**Brief**
Can you rename "bullet-icon" to "bullet-marker" throughout the listing below and give back every line with nothing else changed, leaving the pictures out?
— Start Listed records —
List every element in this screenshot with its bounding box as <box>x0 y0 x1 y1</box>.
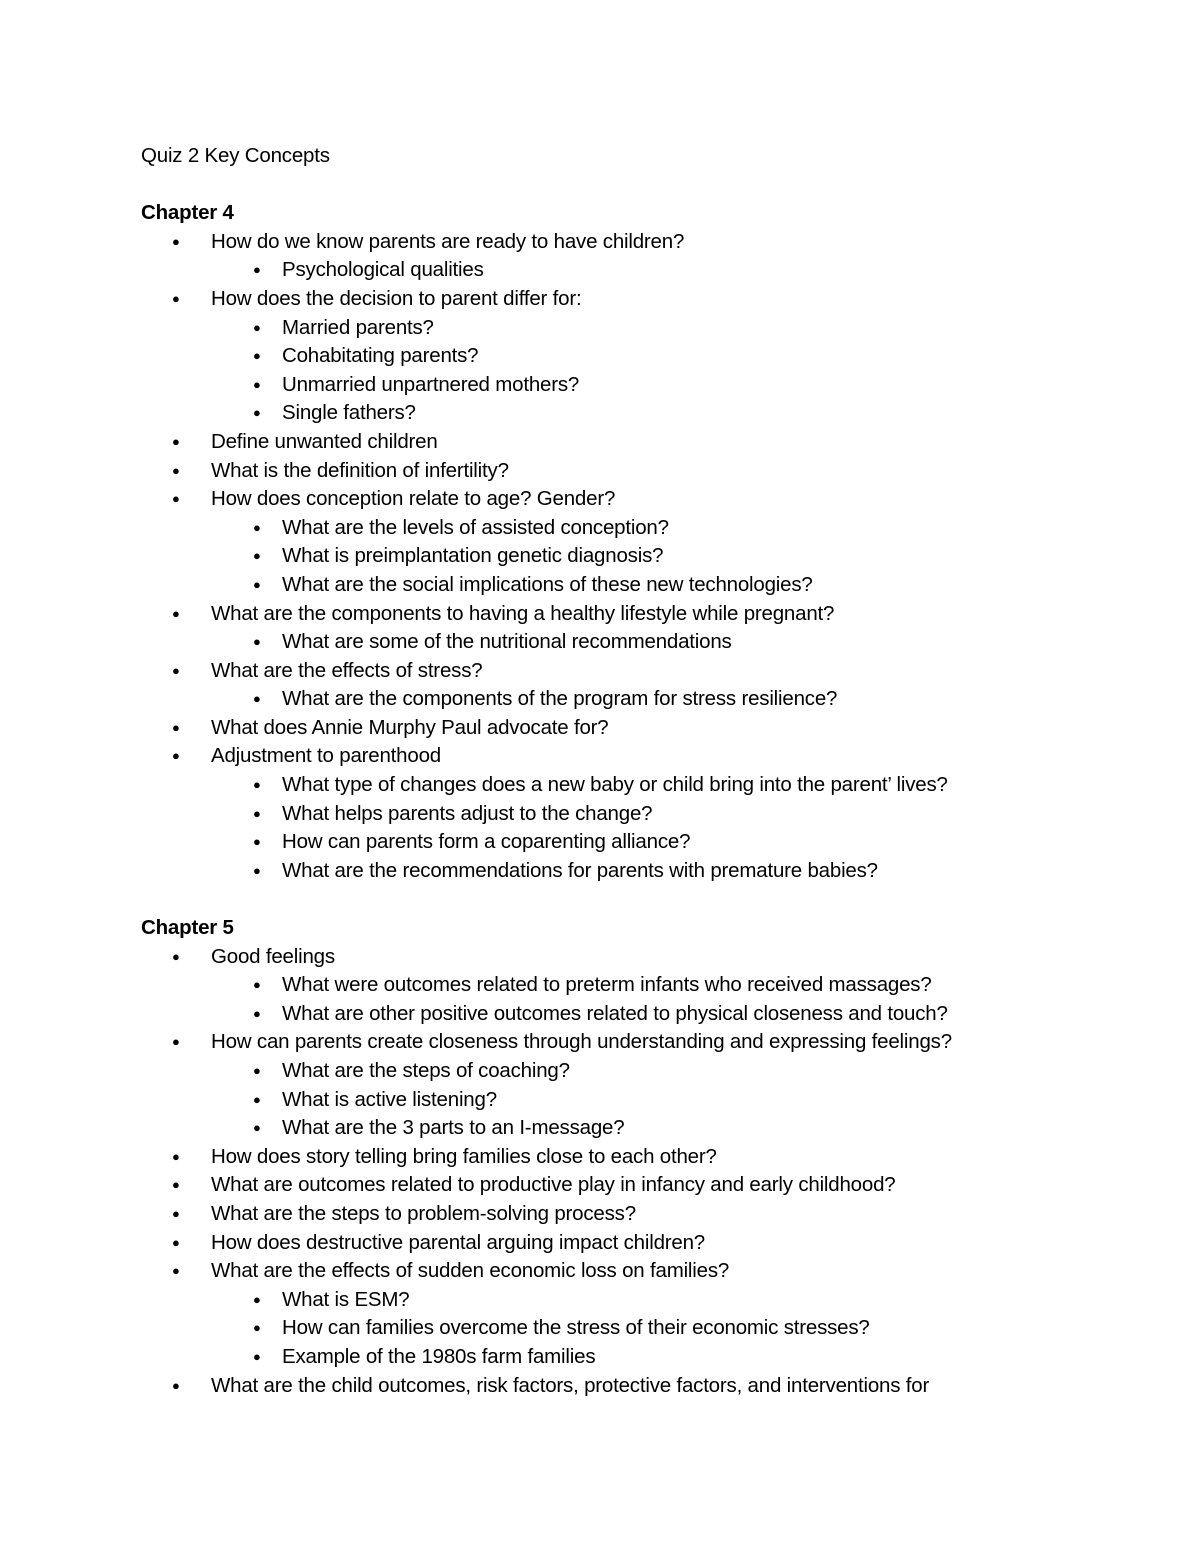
bullet-icon: ● <box>172 290 180 306</box>
list-item <box>141 285 1141 314</box>
bullet-icon: ● <box>172 1177 180 1193</box>
list-item-text: What are the effects of stress? <box>211 658 483 682</box>
bullet-icon: ● <box>253 576 261 592</box>
list-item-text: What are the levels of assisted conception? <box>282 515 669 539</box>
bullet-icon: ● <box>253 262 261 278</box>
bullet-icon: ● <box>253 977 261 993</box>
list-item <box>141 1171 1141 1200</box>
bullet-icon: ● <box>253 1120 261 1136</box>
list-item <box>141 943 1141 972</box>
list-item <box>141 1143 1141 1172</box>
list-item <box>141 1372 1141 1401</box>
spacer <box>141 885 1141 914</box>
list-item-text: What are other positive outcomes related to physical closeness and touch? <box>282 1001 948 1025</box>
list-item-text: Example of the 1980s farm families <box>282 1344 596 1368</box>
list-item <box>141 1000 1141 1029</box>
bullet-icon: ● <box>172 719 180 735</box>
list-item-text: Unmarried unpartnered mothers? <box>282 372 580 396</box>
bullet-icon: ● <box>172 433 180 449</box>
bullet-icon: ● <box>172 948 180 964</box>
bullet-icon: ● <box>172 1034 180 1050</box>
list-item-text: What are the steps of coaching? <box>282 1059 570 1082</box>
bullet-icon: ● <box>172 1234 180 1250</box>
list-item-text: What are the components to having a healthy lifestyle while pregnant? <box>211 601 835 625</box>
list-item-text: How does destructive parental arguing impact children? <box>211 1230 706 1254</box>
list-item <box>141 1086 1141 1115</box>
list-item-text: How does conception relate to age? Gender? <box>211 487 616 511</box>
list-item <box>141 514 1141 543</box>
list-item-text: What is active listening? <box>282 1087 497 1111</box>
list-item <box>141 714 1141 743</box>
bullet-icon: ● <box>172 233 180 249</box>
list-item <box>141 1057 1141 1086</box>
list-item-text: What is preimplantation genetic diagnosis? <box>282 544 664 568</box>
bullet-icon: ● <box>253 1320 261 1336</box>
bullet-icon: ● <box>253 376 261 392</box>
bullet-icon: ● <box>253 834 261 850</box>
list-item <box>141 771 1141 800</box>
list-item-text: How can families overcome the stress of their economic stresses? <box>282 1316 870 1340</box>
list-item <box>141 256 1141 285</box>
list-item <box>141 342 1141 371</box>
list-item-text: What is the definition of infertility? <box>211 458 509 482</box>
list-item-text: What type of changes does a new baby or child bring into the parent’ lives? <box>282 773 948 797</box>
list-item-text: What does Annie Murphy Paul advocate for? <box>211 715 609 739</box>
list-item-text: Married parents? <box>282 315 434 339</box>
list-item-text: What were outcomes related to preterm infants who received massages? <box>282 973 932 997</box>
list-item-text: What are the effects of sudden economic loss on families? <box>211 1259 730 1283</box>
list-item-text: How can parents form a coparenting alliance? <box>282 830 691 854</box>
list-item <box>141 657 1141 686</box>
list-item-text: How do we know parents are ready to have children? <box>211 229 685 253</box>
list-item <box>141 1257 1141 1286</box>
bullet-icon: ● <box>253 1291 261 1307</box>
list-item <box>141 857 1141 886</box>
spacer <box>141 171 1141 200</box>
list-item-text: What are the 3 parts to an I-message? <box>282 1116 625 1140</box>
list-item-text: What are the social implications of these new technologies? <box>282 572 813 596</box>
bullet-icon: ● <box>172 748 180 764</box>
list-item <box>141 228 1141 257</box>
list-item-text: What are the child outcomes, risk factors, protective factors, and interventions for <box>211 1373 930 1397</box>
list-item <box>141 685 1141 714</box>
list-item <box>141 428 1141 457</box>
bullet-icon: ● <box>172 605 180 621</box>
list-item <box>141 1200 1141 1229</box>
bullet-icon: ● <box>172 1263 180 1279</box>
document-content <box>141 142 1141 1400</box>
list-item-text: Single fathers? <box>282 401 416 425</box>
list-item <box>141 1028 1141 1057</box>
list-item-text: Adjustment to parenthood <box>211 744 441 768</box>
list-item <box>141 1114 1141 1143</box>
list-item-text: Good feelings <box>211 944 335 968</box>
list-item <box>141 371 1141 400</box>
bullet-icon: ● <box>172 1148 180 1164</box>
bullet-icon: ● <box>253 634 261 650</box>
chapter-5-list <box>141 943 1141 1401</box>
list-item-text: What are outcomes related to productive play in infancy and early childhood? <box>211 1173 896 1197</box>
list-item-text: Define unwanted children <box>211 429 438 453</box>
bullet-icon: ● <box>253 405 261 421</box>
bullet-icon: ● <box>172 491 180 507</box>
list-item <box>141 571 1141 600</box>
list-item-text: How does story telling bring families close to each other? <box>211 1144 717 1168</box>
bullet-icon: ● <box>253 805 261 821</box>
bullet-icon: ● <box>253 1063 261 1078</box>
list-item-text: What is ESM? <box>282 1287 410 1311</box>
list-item <box>141 1286 1141 1315</box>
bullet-icon: ● <box>172 1377 180 1393</box>
chapter-4-list <box>141 228 1141 886</box>
bullet-icon: ● <box>253 1091 261 1107</box>
list-item-text: What are the steps to problem-solving process? <box>211 1201 636 1225</box>
list-item-text: How can parents create closeness through understanding and expressing feelings? <box>211 1030 952 1054</box>
list-item-text: What are some of the nutritional recommendations <box>282 630 732 654</box>
bullet-icon: ● <box>253 691 261 707</box>
list-item <box>141 800 1141 829</box>
bullet-icon: ● <box>253 519 261 535</box>
bullet-icon: ● <box>253 548 261 564</box>
chapter-4-heading: Chapter 4 <box>141 201 234 225</box>
list-item-text: How does the decision to parent differ for: <box>211 286 582 310</box>
list-item <box>141 457 1141 486</box>
list-item <box>141 600 1141 629</box>
list-item-text: Cohabitating parents? <box>282 344 479 368</box>
bullet-icon: ● <box>253 348 261 364</box>
chapter-5-heading: Chapter 5 <box>141 916 234 940</box>
bullet-icon: ● <box>253 862 261 878</box>
list-item <box>141 1343 1141 1372</box>
list-item <box>141 314 1141 343</box>
bullet-icon: ● <box>253 777 261 793</box>
bullet-icon: ● <box>253 1005 261 1021</box>
list-item <box>141 485 1141 514</box>
list-item <box>141 742 1141 771</box>
bullet-icon: ● <box>253 319 261 335</box>
bullet-icon: ● <box>172 1205 180 1221</box>
list-item <box>141 542 1141 571</box>
list-item-text: What are the recommendations for parents with premature babies? <box>282 858 878 882</box>
list-item <box>141 828 1141 857</box>
bullet-icon: ● <box>253 1348 261 1364</box>
list-item <box>141 1229 1141 1258</box>
bullet-icon: ● <box>172 462 180 478</box>
list-item-text: What helps parents adjust to the change? <box>282 801 653 825</box>
bullet-icon: ● <box>172 662 180 678</box>
list-item <box>141 628 1141 657</box>
document-title: Quiz 2 Key Concepts <box>141 144 330 167</box>
list-item <box>141 399 1141 428</box>
list-item-text: Psychological qualities <box>282 258 484 282</box>
list-item <box>141 971 1141 1000</box>
list-item <box>141 1314 1141 1343</box>
list-item-text: What are the components of the program for stress resilience? <box>282 687 838 711</box>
— End Listed records —
**Reply**
List every element in this screenshot with its bounding box as <box>x0 y0 x1 y1</box>.
bullet-marker: ● <box>172 290 180 306</box>
list-item <box>141 285 1141 314</box>
bullet-marker: ● <box>172 1177 180 1193</box>
list-item-text: What are the effects of stress? <box>211 658 483 682</box>
bullet-marker: ● <box>253 576 261 592</box>
list-item-text: What are the levels of assisted conception? <box>282 515 669 539</box>
bullet-marker: ● <box>253 262 261 278</box>
bullet-marker: ● <box>253 977 261 993</box>
list-item <box>141 1171 1141 1200</box>
bullet-marker: ● <box>253 1120 261 1136</box>
list-item <box>141 943 1141 972</box>
list-item <box>141 1143 1141 1172</box>
list-item <box>141 1372 1141 1401</box>
spacer <box>141 885 1141 914</box>
list-item-text: What are other positive outcomes related to physical closeness and touch? <box>282 1001 948 1025</box>
list-item-text: Example of the 1980s farm families <box>282 1344 596 1368</box>
list-item <box>141 1000 1141 1029</box>
bullet-marker: ● <box>172 719 180 735</box>
list-item-text: Unmarried unpartnered mothers? <box>282 372 580 396</box>
bullet-marker: ● <box>172 433 180 449</box>
bullet-marker: ● <box>172 948 180 964</box>
bullet-marker: ● <box>172 1034 180 1050</box>
list-item-text: What are the steps of coaching? <box>282 1059 570 1082</box>
bullet-marker: ● <box>172 1234 180 1250</box>
list-item-text: What are the components to having a healthy lifestyle while pregnant? <box>211 601 835 625</box>
list-item-text: How does destructive parental arguing impact children? <box>211 1230 706 1254</box>
list-item <box>141 1086 1141 1115</box>
list-item-text: How does conception relate to age? Gender? <box>211 487 616 511</box>
list-item <box>141 514 1141 543</box>
list-item-text: What is active listening? <box>282 1087 497 1111</box>
list-item <box>141 714 1141 743</box>
bullet-marker: ● <box>172 233 180 249</box>
list-item <box>141 1057 1141 1086</box>
list-item-text: What is preimplantation genetic diagnosis? <box>282 544 664 568</box>
bullet-marker: ● <box>253 1320 261 1336</box>
bullet-marker: ● <box>253 376 261 392</box>
bullet-marker: ● <box>253 834 261 850</box>
list-item <box>141 771 1141 800</box>
list-item-text: How can families overcome the stress of their economic stresses? <box>282 1316 870 1340</box>
list-item <box>141 256 1141 285</box>
list-item <box>141 342 1141 371</box>
list-item-text: What is the definition of infertility? <box>211 458 509 482</box>
list-item-text: What type of changes does a new baby or child bring into the parent’ lives? <box>282 773 948 797</box>
list-item-text: What does Annie Murphy Paul advocate for? <box>211 715 609 739</box>
list-item-text: Married parents? <box>282 315 434 339</box>
list-item-text: What were outcomes related to preterm infants who received massages? <box>282 973 932 997</box>
list-item-text: What are the effects of sudden economic loss on families? <box>211 1259 730 1283</box>
list-item-text: How can parents form a coparenting alliance? <box>282 830 691 854</box>
list-item <box>141 657 1141 686</box>
list-item-text: How do we know parents are ready to have children? <box>211 229 685 253</box>
list-item <box>141 1257 1141 1286</box>
bullet-marker: ● <box>253 1291 261 1307</box>
list-item <box>141 857 1141 886</box>
spacer <box>141 171 1141 200</box>
list-item-text: What are the 3 parts to an I-message? <box>282 1116 625 1140</box>
list-item-text: What are the social implications of these new technologies? <box>282 572 813 596</box>
bullet-marker: ● <box>172 748 180 764</box>
list-item <box>141 228 1141 257</box>
list-item-text: What are the child outcomes, risk factors, protective factors, and interventions for <box>211 1373 930 1397</box>
list-item <box>141 685 1141 714</box>
list-item <box>141 428 1141 457</box>
bullet-marker: ● <box>172 605 180 621</box>
list-item <box>141 1200 1141 1229</box>
bullet-marker: ● <box>172 1263 180 1279</box>
document-content <box>141 142 1141 1400</box>
list-item-text: Single fathers? <box>282 401 416 425</box>
list-item <box>141 1028 1141 1057</box>
list-item-text: Adjustment to parenthood <box>211 744 441 768</box>
list-item <box>141 1114 1141 1143</box>
list-item-text: Good feelings <box>211 944 335 968</box>
list-item <box>141 371 1141 400</box>
bullet-marker: ● <box>172 1148 180 1164</box>
bullet-marker: ● <box>253 634 261 650</box>
chapter-5-list <box>141 943 1141 1401</box>
list-item-text: What are outcomes related to productive play in infancy and early childhood? <box>211 1173 896 1197</box>
list-item-text: Define unwanted children <box>211 429 438 453</box>
bullet-marker: ● <box>253 405 261 421</box>
bullet-marker: ● <box>172 491 180 507</box>
list-item <box>141 571 1141 600</box>
list-item-text: How does story telling bring families close to each other? <box>211 1144 717 1168</box>
bullet-marker: ● <box>253 805 261 821</box>
bullet-marker: ● <box>253 1063 261 1078</box>
list-item-text: What is ESM? <box>282 1287 410 1311</box>
list-item <box>141 1286 1141 1315</box>
bullet-marker: ● <box>172 1377 180 1393</box>
chapter-4-list <box>141 228 1141 886</box>
bullet-marker: ● <box>253 1091 261 1107</box>
list-item-text: What are the steps to problem-solving process? <box>211 1201 636 1225</box>
list-item-text: How can parents create closeness through understanding and expressing feelings? <box>211 1030 952 1054</box>
list-item-text: What are some of the nutritional recommendations <box>282 630 732 654</box>
bullet-marker: ● <box>253 691 261 707</box>
list-item <box>141 800 1141 829</box>
bullet-marker: ● <box>253 519 261 535</box>
bullet-marker: ● <box>253 548 261 564</box>
chapter-4-heading: Chapter 4 <box>141 201 234 225</box>
list-item-text: How does the decision to parent differ for: <box>211 286 582 310</box>
list-item <box>141 457 1141 486</box>
list-item <box>141 600 1141 629</box>
list-item-text: Cohabitating parents? <box>282 344 479 368</box>
bullet-marker: ● <box>253 348 261 364</box>
chapter-5-heading: Chapter 5 <box>141 916 234 940</box>
bullet-marker: ● <box>253 862 261 878</box>
list-item <box>141 1343 1141 1372</box>
list-item <box>141 314 1141 343</box>
bullet-marker: ● <box>253 777 261 793</box>
bullet-marker: ● <box>253 1005 261 1021</box>
list-item <box>141 485 1141 514</box>
list-item <box>141 742 1141 771</box>
bullet-marker: ● <box>253 319 261 335</box>
bullet-marker: ● <box>172 1205 180 1221</box>
list-item <box>141 542 1141 571</box>
list-item-text: What are the recommendations for parents with premature babies? <box>282 858 878 882</box>
list-item <box>141 828 1141 857</box>
bullet-marker: ● <box>253 1348 261 1364</box>
list-item <box>141 1229 1141 1258</box>
bullet-marker: ● <box>172 462 180 478</box>
list-item-text: What helps parents adjust to the change? <box>282 801 653 825</box>
bullet-marker: ● <box>172 662 180 678</box>
list-item <box>141 628 1141 657</box>
document-title: Quiz 2 Key Concepts <box>141 144 330 167</box>
list-item <box>141 399 1141 428</box>
list-item-text: Psychological qualities <box>282 258 484 282</box>
list-item <box>141 971 1141 1000</box>
list-item <box>141 1314 1141 1343</box>
list-item-text: What are the components of the program for stress resilience? <box>282 687 838 711</box>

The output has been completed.